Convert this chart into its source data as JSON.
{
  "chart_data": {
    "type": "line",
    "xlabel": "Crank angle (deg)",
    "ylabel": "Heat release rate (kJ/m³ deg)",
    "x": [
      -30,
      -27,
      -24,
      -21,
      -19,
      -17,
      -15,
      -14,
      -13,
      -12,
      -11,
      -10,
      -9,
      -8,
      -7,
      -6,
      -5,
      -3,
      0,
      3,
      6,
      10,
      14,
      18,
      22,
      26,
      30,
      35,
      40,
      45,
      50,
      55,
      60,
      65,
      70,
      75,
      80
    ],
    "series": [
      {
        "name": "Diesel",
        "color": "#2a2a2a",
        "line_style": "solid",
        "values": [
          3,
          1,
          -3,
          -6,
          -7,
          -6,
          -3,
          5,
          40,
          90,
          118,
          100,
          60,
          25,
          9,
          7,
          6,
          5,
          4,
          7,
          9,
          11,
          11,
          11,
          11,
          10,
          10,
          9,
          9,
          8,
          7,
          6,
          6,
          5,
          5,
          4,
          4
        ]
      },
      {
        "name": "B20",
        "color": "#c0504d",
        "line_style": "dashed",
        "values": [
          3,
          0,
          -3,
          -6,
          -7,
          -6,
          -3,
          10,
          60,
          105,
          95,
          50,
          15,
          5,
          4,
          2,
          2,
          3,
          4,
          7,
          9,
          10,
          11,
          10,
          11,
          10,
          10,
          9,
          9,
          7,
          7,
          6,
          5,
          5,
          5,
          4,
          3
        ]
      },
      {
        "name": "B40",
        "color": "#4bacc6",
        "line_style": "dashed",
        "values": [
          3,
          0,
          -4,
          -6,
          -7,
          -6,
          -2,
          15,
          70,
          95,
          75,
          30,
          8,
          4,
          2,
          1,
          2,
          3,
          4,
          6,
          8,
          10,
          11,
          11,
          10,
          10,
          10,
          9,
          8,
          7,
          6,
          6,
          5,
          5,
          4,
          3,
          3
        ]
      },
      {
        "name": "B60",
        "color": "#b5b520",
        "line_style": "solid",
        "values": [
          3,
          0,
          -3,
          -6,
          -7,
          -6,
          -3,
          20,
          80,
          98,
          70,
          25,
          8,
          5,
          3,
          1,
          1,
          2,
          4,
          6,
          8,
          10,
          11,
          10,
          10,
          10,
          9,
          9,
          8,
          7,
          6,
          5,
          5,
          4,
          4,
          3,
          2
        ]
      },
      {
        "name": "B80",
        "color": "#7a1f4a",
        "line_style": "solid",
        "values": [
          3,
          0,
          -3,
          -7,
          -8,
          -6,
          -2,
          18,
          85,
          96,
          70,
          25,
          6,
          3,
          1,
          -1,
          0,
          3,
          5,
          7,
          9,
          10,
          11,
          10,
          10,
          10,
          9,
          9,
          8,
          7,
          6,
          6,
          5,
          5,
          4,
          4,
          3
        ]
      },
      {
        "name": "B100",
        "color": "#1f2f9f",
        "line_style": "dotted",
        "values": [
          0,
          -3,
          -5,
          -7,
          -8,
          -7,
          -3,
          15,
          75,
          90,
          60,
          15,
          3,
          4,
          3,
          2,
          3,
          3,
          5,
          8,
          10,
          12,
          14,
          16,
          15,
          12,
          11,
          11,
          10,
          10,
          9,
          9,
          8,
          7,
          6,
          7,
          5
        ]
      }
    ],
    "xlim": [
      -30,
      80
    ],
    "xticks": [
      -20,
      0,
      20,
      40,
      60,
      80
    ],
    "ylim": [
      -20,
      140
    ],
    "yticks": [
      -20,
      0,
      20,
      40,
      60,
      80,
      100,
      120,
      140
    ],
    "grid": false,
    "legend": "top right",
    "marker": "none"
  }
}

---+---

Direction
Copy each line above where the string "name" occurs.

Task answer
        "name": "Diesel",
        "name": "B20",
        "name": "B40",
        "name": "B60",
        "name": "B80",
        "name": "B100",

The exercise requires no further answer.